(A run of records)
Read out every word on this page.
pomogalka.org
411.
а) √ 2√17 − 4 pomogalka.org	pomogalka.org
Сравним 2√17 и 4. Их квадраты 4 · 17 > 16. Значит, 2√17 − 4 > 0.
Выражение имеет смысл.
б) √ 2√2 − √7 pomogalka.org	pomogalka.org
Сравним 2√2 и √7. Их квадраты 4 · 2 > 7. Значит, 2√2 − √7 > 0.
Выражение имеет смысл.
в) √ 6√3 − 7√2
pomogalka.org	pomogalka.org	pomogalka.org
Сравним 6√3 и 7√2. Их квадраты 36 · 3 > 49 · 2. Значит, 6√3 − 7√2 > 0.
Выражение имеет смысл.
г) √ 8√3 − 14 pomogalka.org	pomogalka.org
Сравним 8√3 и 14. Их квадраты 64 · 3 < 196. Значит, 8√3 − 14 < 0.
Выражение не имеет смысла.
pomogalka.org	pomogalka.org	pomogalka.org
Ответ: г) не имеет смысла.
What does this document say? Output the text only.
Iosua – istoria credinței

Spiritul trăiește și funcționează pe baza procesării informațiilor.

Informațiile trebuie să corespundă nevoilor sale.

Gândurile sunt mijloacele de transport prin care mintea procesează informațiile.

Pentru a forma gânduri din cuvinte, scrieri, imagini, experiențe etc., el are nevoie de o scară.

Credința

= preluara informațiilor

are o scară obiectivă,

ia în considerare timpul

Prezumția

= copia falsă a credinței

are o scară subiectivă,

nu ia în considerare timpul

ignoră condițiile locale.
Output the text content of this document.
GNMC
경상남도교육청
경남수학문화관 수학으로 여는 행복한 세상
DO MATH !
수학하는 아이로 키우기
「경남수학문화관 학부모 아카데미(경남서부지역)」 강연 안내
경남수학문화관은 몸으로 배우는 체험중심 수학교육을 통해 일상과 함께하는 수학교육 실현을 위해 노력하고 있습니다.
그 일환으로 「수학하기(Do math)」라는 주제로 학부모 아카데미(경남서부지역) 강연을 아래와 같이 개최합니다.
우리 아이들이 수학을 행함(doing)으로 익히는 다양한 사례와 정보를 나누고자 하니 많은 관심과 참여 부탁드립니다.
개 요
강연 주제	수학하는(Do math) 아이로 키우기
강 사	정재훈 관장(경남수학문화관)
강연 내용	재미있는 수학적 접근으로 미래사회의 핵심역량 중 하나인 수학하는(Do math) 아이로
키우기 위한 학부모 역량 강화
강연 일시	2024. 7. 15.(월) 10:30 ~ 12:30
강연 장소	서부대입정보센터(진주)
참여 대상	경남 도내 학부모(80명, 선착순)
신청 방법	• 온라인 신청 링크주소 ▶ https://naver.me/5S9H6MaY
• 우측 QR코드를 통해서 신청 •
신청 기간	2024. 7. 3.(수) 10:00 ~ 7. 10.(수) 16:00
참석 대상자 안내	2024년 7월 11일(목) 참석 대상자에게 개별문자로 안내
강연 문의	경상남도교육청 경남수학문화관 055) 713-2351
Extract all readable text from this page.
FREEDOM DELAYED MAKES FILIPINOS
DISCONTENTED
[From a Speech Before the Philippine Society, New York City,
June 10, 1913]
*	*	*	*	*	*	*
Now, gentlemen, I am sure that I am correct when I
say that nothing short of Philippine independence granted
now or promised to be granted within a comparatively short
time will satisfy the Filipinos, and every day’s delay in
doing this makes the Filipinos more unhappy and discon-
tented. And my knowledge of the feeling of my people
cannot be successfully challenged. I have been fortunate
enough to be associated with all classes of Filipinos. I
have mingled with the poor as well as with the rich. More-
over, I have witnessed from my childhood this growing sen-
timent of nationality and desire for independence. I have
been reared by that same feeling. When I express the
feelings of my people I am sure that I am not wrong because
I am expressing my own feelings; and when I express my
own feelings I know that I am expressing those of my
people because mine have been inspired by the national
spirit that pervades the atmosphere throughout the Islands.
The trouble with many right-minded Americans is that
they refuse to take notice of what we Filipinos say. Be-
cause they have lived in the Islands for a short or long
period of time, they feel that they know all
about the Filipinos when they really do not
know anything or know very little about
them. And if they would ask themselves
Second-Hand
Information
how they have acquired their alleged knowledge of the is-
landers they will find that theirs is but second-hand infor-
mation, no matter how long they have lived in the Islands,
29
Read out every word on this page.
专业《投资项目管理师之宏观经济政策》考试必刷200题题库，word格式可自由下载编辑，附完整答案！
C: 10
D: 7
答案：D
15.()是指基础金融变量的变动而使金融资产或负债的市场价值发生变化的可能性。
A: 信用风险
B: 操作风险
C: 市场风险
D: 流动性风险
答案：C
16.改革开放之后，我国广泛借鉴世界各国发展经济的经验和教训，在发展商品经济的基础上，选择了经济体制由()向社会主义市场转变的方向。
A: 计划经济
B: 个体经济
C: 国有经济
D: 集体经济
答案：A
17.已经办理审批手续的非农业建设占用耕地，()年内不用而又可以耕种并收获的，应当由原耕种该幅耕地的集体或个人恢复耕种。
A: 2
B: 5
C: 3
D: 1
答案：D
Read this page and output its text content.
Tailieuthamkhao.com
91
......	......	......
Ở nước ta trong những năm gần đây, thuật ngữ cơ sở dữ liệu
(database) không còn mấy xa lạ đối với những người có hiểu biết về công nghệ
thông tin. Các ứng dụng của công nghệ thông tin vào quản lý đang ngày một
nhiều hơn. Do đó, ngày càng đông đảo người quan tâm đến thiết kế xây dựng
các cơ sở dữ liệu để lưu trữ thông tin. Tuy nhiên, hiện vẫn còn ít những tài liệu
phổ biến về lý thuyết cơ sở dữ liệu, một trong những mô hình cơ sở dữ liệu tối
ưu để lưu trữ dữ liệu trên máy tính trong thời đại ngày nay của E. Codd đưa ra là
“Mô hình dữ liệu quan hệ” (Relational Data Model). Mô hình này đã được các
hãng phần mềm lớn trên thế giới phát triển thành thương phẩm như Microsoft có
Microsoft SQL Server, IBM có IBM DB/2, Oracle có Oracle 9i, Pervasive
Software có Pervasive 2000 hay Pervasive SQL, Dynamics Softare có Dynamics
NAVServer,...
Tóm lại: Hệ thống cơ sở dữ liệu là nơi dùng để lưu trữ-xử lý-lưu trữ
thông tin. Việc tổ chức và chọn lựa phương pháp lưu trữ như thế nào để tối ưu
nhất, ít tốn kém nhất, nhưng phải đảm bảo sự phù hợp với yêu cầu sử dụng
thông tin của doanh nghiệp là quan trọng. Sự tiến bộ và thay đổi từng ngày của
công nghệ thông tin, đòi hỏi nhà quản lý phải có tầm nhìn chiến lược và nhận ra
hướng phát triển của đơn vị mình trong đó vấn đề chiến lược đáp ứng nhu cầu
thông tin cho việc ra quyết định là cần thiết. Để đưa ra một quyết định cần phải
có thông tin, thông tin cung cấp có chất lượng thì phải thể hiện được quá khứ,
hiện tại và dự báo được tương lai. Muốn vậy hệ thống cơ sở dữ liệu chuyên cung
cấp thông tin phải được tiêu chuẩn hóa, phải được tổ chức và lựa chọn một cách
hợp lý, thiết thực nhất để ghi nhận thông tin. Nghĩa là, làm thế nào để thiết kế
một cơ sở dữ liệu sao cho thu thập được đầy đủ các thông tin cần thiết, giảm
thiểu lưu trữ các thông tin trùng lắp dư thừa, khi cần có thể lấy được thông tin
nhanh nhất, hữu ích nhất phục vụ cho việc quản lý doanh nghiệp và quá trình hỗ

Your objective
Write out all of the records once more, exactly.

Worked answer
Read out every word on this page.
pomogalka.org
411.
а) √ 2√17 − 4 pomogalka.org	pomogalka.org
Сравним 2√17 и 4. Их квадраты 4 · 17 > 16. Значит, 2√17 − 4 > 0.
Выражение имеет смысл.
б) √ 2√2 − √7 pomogalka.org	pomogalka.org
Сравним 2√2 и √7. Их квадраты 4 · 2 > 7. Значит, 2√2 − √7 > 0.
Выражение имеет смысл.
в) √ 6√3 − 7√2
pomogalka.org	pomogalka.org	pomogalka.org
Сравним 6√3 и 7√2. Их квадраты 36 · 3 > 49 · 2. Значит, 6√3 − 7√2 > 0.
Выражение имеет смысл.
г) √ 8√3 − 14 pomogalka.org	pomogalka.org
Сравним 8√3 и 14. Их квадраты 64 · 3 < 196. Значит, 8√3 − 14 < 0.
Выражение не имеет смысла.
pomogalka.org	pomogalka.org	pomogalka.org
Ответ: г) не имеет смысла.
What does this document say? Output the text only.
Iosua – istoria credinței

Spiritul trăiește și funcționează pe baza procesării informațiilor.

Informațiile trebuie să corespundă nevoilor sale.

Gândurile sunt mijloacele de transport prin care mintea procesează informațiile.

Pentru a forma gânduri din cuvinte, scrieri, imagini, experiențe etc., el are nevoie de o scară.

Credința

= preluara informațiilor

are o scară obiectivă,

ia în considerare timpul

Prezumția

= copia falsă a credinței

are o scară subiectivă,

nu ia în considerare timpul

ignoră condițiile locale.
Output the text content of this document.
GNMC
경상남도교육청
경남수학문화관 수학으로 여는 행복한 세상
DO MATH !
수학하는 아이로 키우기
「경남수학문화관 학부모 아카데미(경남서부지역)」 강연 안내
경남수학문화관은 몸으로 배우는 체험중심 수학교육을 통해 일상과 함께하는 수학교육 실현을 위해 노력하고 있습니다.
그 일환으로 「수학하기(Do math)」라는 주제로 학부모 아카데미(경남서부지역) 강연을 아래와 같이 개최합니다.
우리 아이들이 수학을 행함(doing)으로 익히는 다양한 사례와 정보를 나누고자 하니 많은 관심과 참여 부탁드립니다.
개 요
강연 주제	수학하는(Do math) 아이로 키우기
강 사	정재훈 관장(경남수학문화관)
강연 내용	재미있는 수학적 접근으로 미래사회의 핵심역량 중 하나인 수학하는(Do math) 아이로
키우기 위한 학부모 역량 강화
강연 일시	2024. 7. 15.(월) 10:30 ~ 12:30
강연 장소	서부대입정보센터(진주)
참여 대상	경남 도내 학부모(80명, 선착순)
신청 방법	• 온라인 신청 링크주소 ▶ https://naver.me/5S9H6MaY
• 우측 QR코드를 통해서 신청 •
신청 기간	2024. 7. 3.(수) 10:00 ~ 7. 10.(수) 16:00
참석 대상자 안내	2024년 7월 11일(목) 참석 대상자에게 개별문자로 안내
강연 문의	경상남도교육청 경남수학문화관 055) 713-2351
Extract all readable text from this page.
FREEDOM DELAYED MAKES FILIPINOS
DISCONTENTED
[From a Speech Before the Philippine Society, New York City,
June 10, 1913]
*	*	*	*	*	*	*
Now, gentlemen, I am sure that I am correct when I
say that nothing short of Philippine independence granted
now or promised to be granted within a comparatively short
time will satisfy the Filipinos, and every day’s delay in
doing this makes the Filipinos more unhappy and discon-
tented. And my knowledge of the feeling of my people
cannot be successfully challenged. I have been fortunate
enough to be associated with all classes of Filipinos. I
have mingled with the poor as well as with the rich. More-
over, I have witnessed from my childhood this growing sen-
timent of nationality and desire for independence. I have
been reared by that same feeling. When I express the
feelings of my people I am sure that I am not wrong because
I am expressing my own feelings; and when I express my
own feelings I know that I am expressing those of my
people because mine have been inspired by the national
spirit that pervades the atmosphere throughout the Islands.
The trouble with many right-minded Americans is that
they refuse to take notice of what we Filipinos say. Be-
cause they have lived in the Islands for a short or long
period of time, they feel that they know all
about the Filipinos when they really do not
know anything or know very little about
them. And if they would ask themselves
Second-Hand
Information
how they have acquired their alleged knowledge of the is-
landers they will find that theirs is but second-hand infor-
mation, no matter how long they have lived in the Islands,
29
Read out every word on this page.
专业《投资项目管理师之宏观经济政策》考试必刷200题题库，word格式可自由下载编辑，附完整答案！
C: 10
D: 7
答案：D
15.()是指基础金融变量的变动而使金融资产或负债的市场价值发生变化的可能性。
A: 信用风险
B: 操作风险
C: 市场风险
D: 流动性风险
答案：C
16.改革开放之后，我国广泛借鉴世界各国发展经济的经验和教训，在发展商品经济的基础上，选择了经济体制由()向社会主义市场转变的方向。
A: 计划经济
B: 个体经济
C: 国有经济
D: 集体经济
答案：A
17.已经办理审批手续的非农业建设占用耕地，()年内不用而又可以耕种并收获的，应当由原耕种该幅耕地的集体或个人恢复耕种。
A: 2
B: 5
C: 3
D: 1
答案：D
Read this page and output its text content.
Tailieuthamkhao.com
91
......	......	......
Ở nước ta trong những năm gần đây, thuật ngữ cơ sở dữ liệu
(database) không còn mấy xa lạ đối với những người có hiểu biết về công nghệ
thông tin. Các ứng dụng của công nghệ thông tin vào quản lý đang ngày một
nhiều hơn. Do đó, ngày càng đông đảo người quan tâm đến thiết kế xây dựng
các cơ sở dữ liệu để lưu trữ thông tin. Tuy nhiên, hiện vẫn còn ít những tài liệu
phổ biến về lý thuyết cơ sở dữ liệu, một trong những mô hình cơ sở dữ liệu tối
ưu để lưu trữ dữ liệu trên máy tính trong thời đại ngày nay của E. Codd đưa ra là
“Mô hình dữ liệu quan hệ” (Relational Data Model). Mô hình này đã được các
hãng phần mềm lớn trên thế giới phát triển thành thương phẩm như Microsoft có
Microsoft SQL Server, IBM có IBM DB/2, Oracle có Oracle 9i, Pervasive
Software có Pervasive 2000 hay Pervasive SQL, Dynamics Softare có Dynamics
NAVServer,...
Tóm lại: Hệ thống cơ sở dữ liệu là nơi dùng để lưu trữ-xử lý-lưu trữ
thông tin. Việc tổ chức và chọn lựa phương pháp lưu trữ như thế nào để tối ưu
nhất, ít tốn kém nhất, nhưng phải đảm bảo sự phù hợp với yêu cầu sử dụng
thông tin của doanh nghiệp là quan trọng. Sự tiến bộ và thay đổi từng ngày của
công nghệ thông tin, đòi hỏi nhà quản lý phải có tầm nhìn chiến lược và nhận ra
hướng phát triển của đơn vị mình trong đó vấn đề chiến lược đáp ứng nhu cầu
thông tin cho việc ra quyết định là cần thiết. Để đưa ra một quyết định cần phải
có thông tin, thông tin cung cấp có chất lượng thì phải thể hiện được quá khứ,
hiện tại và dự báo được tương lai. Muốn vậy hệ thống cơ sở dữ liệu chuyên cung
cấp thông tin phải được tiêu chuẩn hóa, phải được tổ chức và lựa chọn một cách
hợp lý, thiết thực nhất để ghi nhận thông tin. Nghĩa là, làm thế nào để thiết kế
một cơ sở dữ liệu sao cho thu thập được đầy đủ các thông tin cần thiết, giảm
thiểu lưu trữ các thông tin trùng lắp dư thừa, khi cần có thể lấy được thông tin
nhanh nhất, hữu ích nhất phục vụ cho việc quản lý doanh nghiệp và quá trình hỗ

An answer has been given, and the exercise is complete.